### [TASK DESCRIPTION]
Copy every record below exactly as written, but leave out the pictures.

■ ■ ■

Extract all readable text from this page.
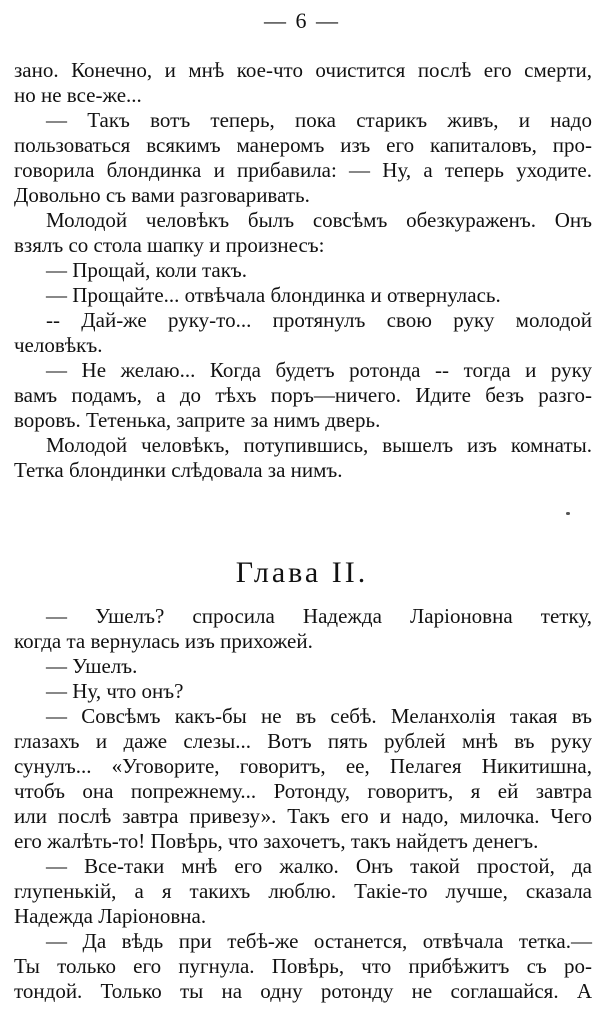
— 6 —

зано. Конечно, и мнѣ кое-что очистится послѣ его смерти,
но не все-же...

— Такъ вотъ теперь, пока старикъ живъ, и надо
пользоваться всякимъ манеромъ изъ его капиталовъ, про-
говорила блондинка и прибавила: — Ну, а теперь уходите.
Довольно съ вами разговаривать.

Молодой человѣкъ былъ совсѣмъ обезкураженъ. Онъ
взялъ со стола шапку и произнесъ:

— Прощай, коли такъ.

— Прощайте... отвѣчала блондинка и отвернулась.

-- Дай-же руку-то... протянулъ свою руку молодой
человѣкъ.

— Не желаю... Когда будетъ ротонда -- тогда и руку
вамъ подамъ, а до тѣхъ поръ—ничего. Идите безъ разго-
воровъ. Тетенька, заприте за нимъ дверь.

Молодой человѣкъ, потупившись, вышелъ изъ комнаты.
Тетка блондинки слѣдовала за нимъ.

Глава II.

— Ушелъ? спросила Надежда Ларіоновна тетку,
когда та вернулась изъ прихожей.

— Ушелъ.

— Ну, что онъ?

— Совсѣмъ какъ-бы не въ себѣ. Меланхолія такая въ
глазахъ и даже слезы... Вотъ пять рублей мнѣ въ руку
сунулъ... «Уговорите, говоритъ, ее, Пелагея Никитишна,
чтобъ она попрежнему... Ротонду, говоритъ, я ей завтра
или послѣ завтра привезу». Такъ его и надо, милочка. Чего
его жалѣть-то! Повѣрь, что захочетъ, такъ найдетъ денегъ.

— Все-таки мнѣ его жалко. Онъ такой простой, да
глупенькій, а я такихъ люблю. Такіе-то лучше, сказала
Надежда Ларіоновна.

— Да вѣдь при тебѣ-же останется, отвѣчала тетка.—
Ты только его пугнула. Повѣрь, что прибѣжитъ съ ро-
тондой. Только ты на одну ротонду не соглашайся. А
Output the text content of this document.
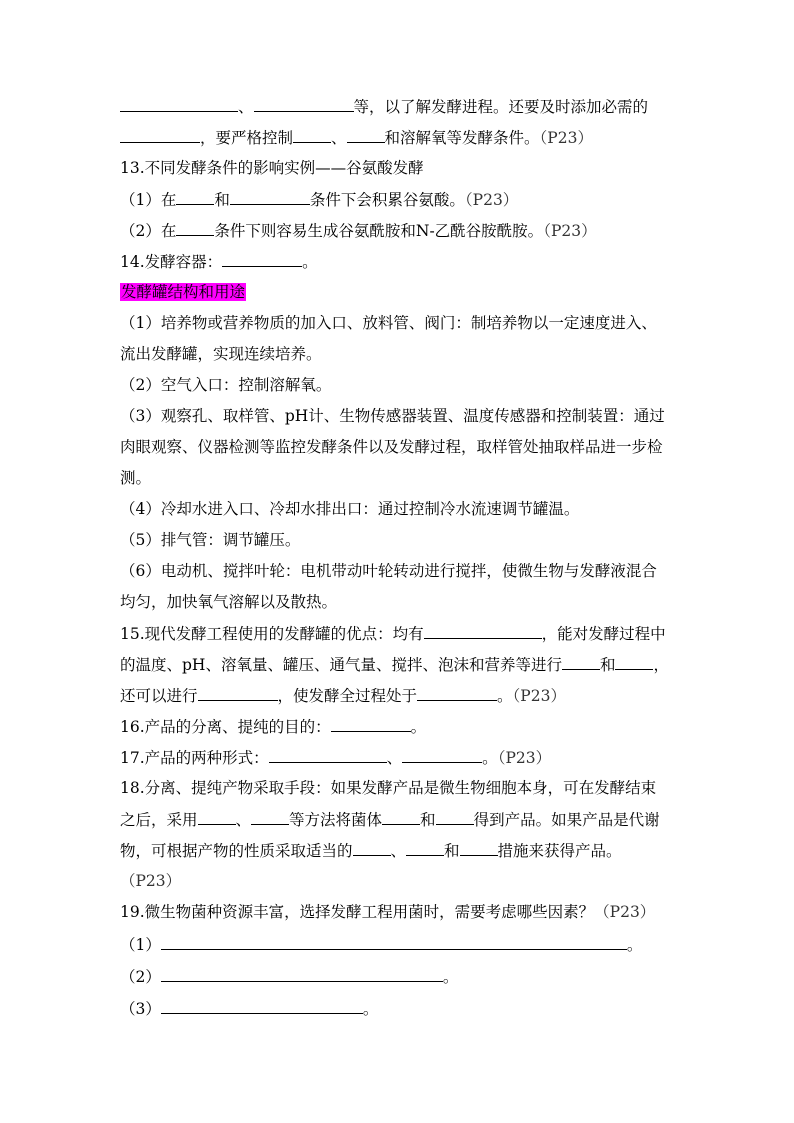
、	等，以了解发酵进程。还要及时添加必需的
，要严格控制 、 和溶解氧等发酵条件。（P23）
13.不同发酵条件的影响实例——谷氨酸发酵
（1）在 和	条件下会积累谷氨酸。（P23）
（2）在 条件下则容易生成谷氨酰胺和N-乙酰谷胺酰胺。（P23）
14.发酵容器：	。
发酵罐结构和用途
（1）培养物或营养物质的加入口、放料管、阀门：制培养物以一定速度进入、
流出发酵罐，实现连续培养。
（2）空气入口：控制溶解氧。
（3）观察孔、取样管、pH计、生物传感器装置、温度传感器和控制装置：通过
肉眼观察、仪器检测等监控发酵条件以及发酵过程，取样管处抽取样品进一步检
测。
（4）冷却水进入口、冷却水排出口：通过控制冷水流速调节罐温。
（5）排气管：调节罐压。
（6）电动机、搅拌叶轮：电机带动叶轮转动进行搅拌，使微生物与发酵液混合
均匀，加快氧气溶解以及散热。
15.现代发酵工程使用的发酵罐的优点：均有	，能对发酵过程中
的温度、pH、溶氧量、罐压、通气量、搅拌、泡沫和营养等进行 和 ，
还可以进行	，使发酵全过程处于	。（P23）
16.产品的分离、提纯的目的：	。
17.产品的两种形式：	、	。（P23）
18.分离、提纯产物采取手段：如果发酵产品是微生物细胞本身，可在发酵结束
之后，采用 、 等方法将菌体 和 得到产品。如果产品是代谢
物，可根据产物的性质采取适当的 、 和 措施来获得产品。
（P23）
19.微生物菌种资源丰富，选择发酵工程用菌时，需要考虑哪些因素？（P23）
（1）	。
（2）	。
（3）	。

■ ■ ■

### [REPLY]
Extract all readable text from this page.
— 6 —

зано. Конечно, и мнѣ кое-что очистится послѣ его смерти,
но не все-же...

— Такъ вотъ теперь, пока старикъ живъ, и надо
пользоваться всякимъ манеромъ изъ его капиталовъ, про-
говорила блондинка и прибавила: — Ну, а теперь уходите.
Довольно съ вами разговаривать.

Молодой человѣкъ былъ совсѣмъ обезкураженъ. Онъ
взялъ со стола шапку и произнесъ:

— Прощай, коли такъ.

— Прощайте... отвѣчала блондинка и отвернулась.

-- Дай-же руку-то... протянулъ свою руку молодой
человѣкъ.

— Не желаю... Когда будетъ ротонда -- тогда и руку
вамъ подамъ, а до тѣхъ поръ—ничего. Идите безъ разго-
воровъ. Тетенька, заприте за нимъ дверь.

Молодой человѣкъ, потупившись, вышелъ изъ комнаты.
Тетка блондинки слѣдовала за нимъ.

Глава II.

— Ушелъ? спросила Надежда Ларіоновна тетку,
когда та вернулась изъ прихожей.

— Ушелъ.

— Ну, что онъ?

— Совсѣмъ какъ-бы не въ себѣ. Меланхолія такая въ
глазахъ и даже слезы... Вотъ пять рублей мнѣ въ руку
сунулъ... «Уговорите, говоритъ, ее, Пелагея Никитишна,
чтобъ она попрежнему... Ротонду, говоритъ, я ей завтра
или послѣ завтра привезу». Такъ его и надо, милочка. Чего
его жалѣть-то! Повѣрь, что захочетъ, такъ найдетъ денегъ.

— Все-таки мнѣ его жалко. Онъ такой простой, да
глупенькій, а я такихъ люблю. Такіе-то лучше, сказала
Надежда Ларіоновна.

— Да вѣдь при тебѣ-же останется, отвѣчала тетка.—
Ты только его пугнула. Повѣрь, что прибѣжитъ съ ро-
тондой. Только ты на одну ротонду не соглашайся. А
Output the text content of this document.
、	等，以了解发酵进程。还要及时添加必需的
，要严格控制 、 和溶解氧等发酵条件。（P23）
13.不同发酵条件的影响实例——谷氨酸发酵
（1）在 和	条件下会积累谷氨酸。（P23）
（2）在 条件下则容易生成谷氨酰胺和N-乙酰谷胺酰胺。（P23）
14.发酵容器：	。
发酵罐结构和用途
（1）培养物或营养物质的加入口、放料管、阀门：制培养物以一定速度进入、
流出发酵罐，实现连续培养。
（2）空气入口：控制溶解氧。
（3）观察孔、取样管、pH计、生物传感器装置、温度传感器和控制装置：通过
肉眼观察、仪器检测等监控发酵条件以及发酵过程，取样管处抽取样品进一步检
测。
（4）冷却水进入口、冷却水排出口：通过控制冷水流速调节罐温。
（5）排气管：调节罐压。
（6）电动机、搅拌叶轮：电机带动叶轮转动进行搅拌，使微生物与发酵液混合
均匀，加快氧气溶解以及散热。
15.现代发酵工程使用的发酵罐的优点：均有	，能对发酵过程中
的温度、pH、溶氧量、罐压、通气量、搅拌、泡沫和营养等进行 和 ，
还可以进行	，使发酵全过程处于	。（P23）
16.产品的分离、提纯的目的：	。
17.产品的两种形式：	、	。（P23）
18.分离、提纯产物采取手段：如果发酵产品是微生物细胞本身，可在发酵结束
之后，采用 、 等方法将菌体 和 得到产品。如果产品是代谢
物，可根据产物的性质采取适当的 、 和 措施来获得产品。
（P23）
19.微生物菌种资源丰富，选择发酵工程用菌时，需要考虑哪些因素？（P23）
（1）	。
（2）	。
（3）	。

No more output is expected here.